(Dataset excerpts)
= = =

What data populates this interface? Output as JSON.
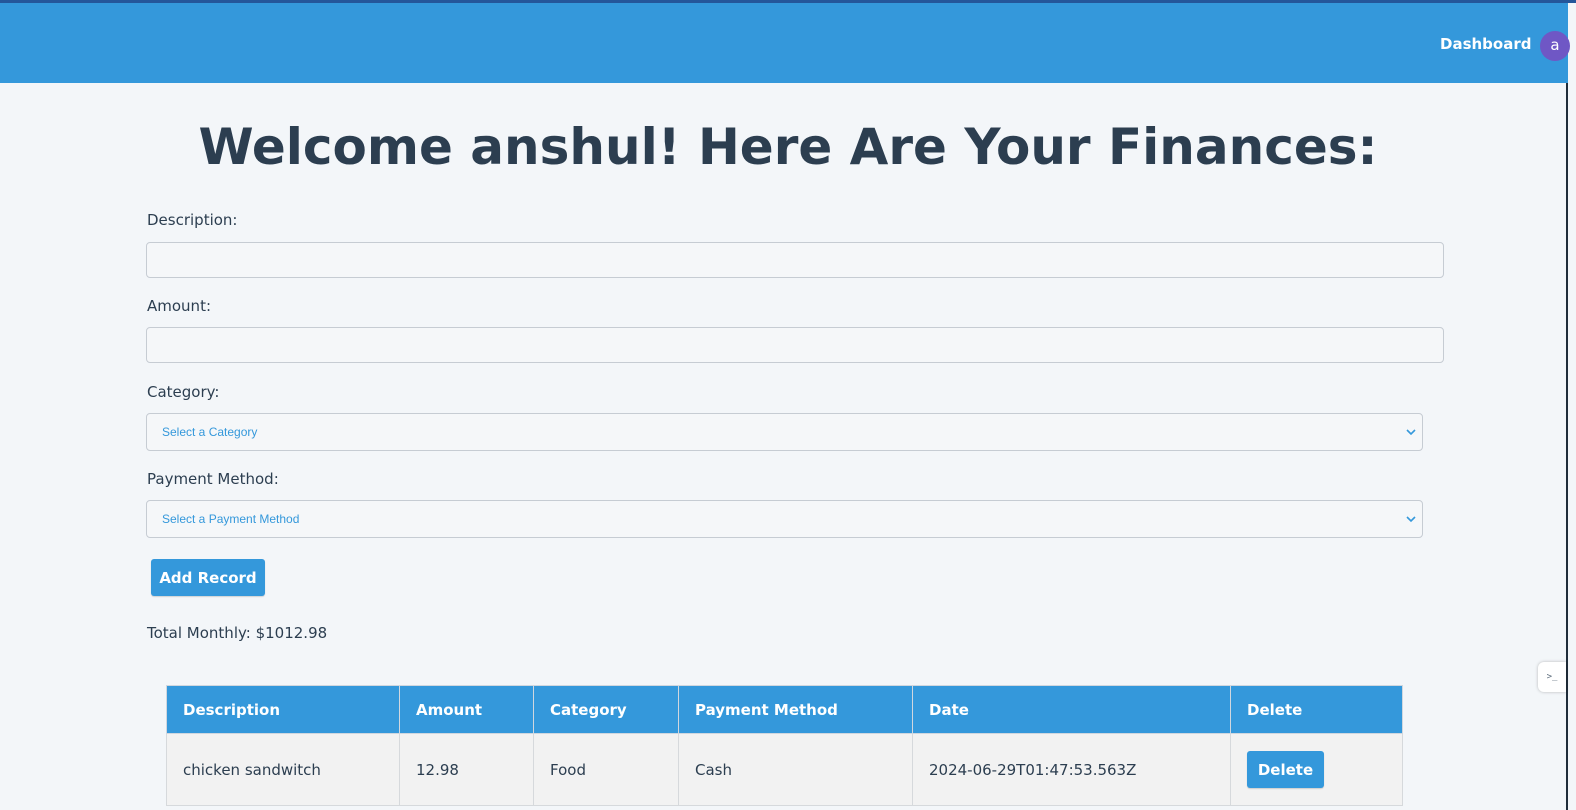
{
  "nav": {
    "dashboard_label": "Dashboard",
    "avatar_initial": "a"
  },
  "page": {
    "title": "Welcome anshul! Here Are Your Finances:"
  },
  "form": {
    "description_label": "Description:",
    "description_value": "",
    "amount_label": "Amount:",
    "amount_value": "",
    "category_label": "Category:",
    "category_selected": "Select a Category",
    "payment_label": "Payment Method:",
    "payment_selected": "Select a Payment Method",
    "submit_label": "Add Record"
  },
  "summary": {
    "total_monthly": "Total Monthly: $1012.98"
  },
  "table": {
    "headers": [
      "Description",
      "Amount",
      "Category",
      "Payment Method",
      "Date",
      "Delete"
    ],
    "rows": [
      {
        "description": "chicken sandwitch",
        "amount": "12.98",
        "category": "Food",
        "payment_method": "Cash",
        "date": "2024-06-29T01:47:53.563Z",
        "delete_label": "Delete"
      }
    ]
  },
  "colors": {
    "primary": "#3498db",
    "heading": "#2c3e50",
    "avatar": "#6f57c5"
  }
}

= = =

## What the exercise asks
Set down every entry word for word, but omit the pictures.

## Full answer
What data populates this interface? Output as JSON.
{
  "nav": {
    "dashboard_label": "Dashboard",
    "avatar_initial": "a"
  },
  "page": {
    "title": "Welcome anshul! Here Are Your Finances:"
  },
  "form": {
    "description_label": "Description:",
    "description_value": "",
    "amount_label": "Amount:",
    "amount_value": "",
    "category_label": "Category:",
    "category_selected": "Select a Category",
    "payment_label": "Payment Method:",
    "payment_selected": "Select a Payment Method",
    "submit_label": "Add Record"
  },
  "summary": {
    "total_monthly": "Total Monthly: $1012.98"
  },
  "table": {
    "headers": [
      "Description",
      "Amount",
      "Category",
      "Payment Method",
      "Date",
      "Delete"
    ],
    "rows": [
      {
        "description": "chicken sandwitch",
        "amount": "12.98",
        "category": "Food",
        "payment_method": "Cash",
        "date": "2024-06-29T01:47:53.563Z",
        "delete_label": "Delete"
      }
    ]
  },
  "colors": {
    "primary": "#3498db",
    "heading": "#2c3e50",
    "avatar": "#6f57c5"
  }
}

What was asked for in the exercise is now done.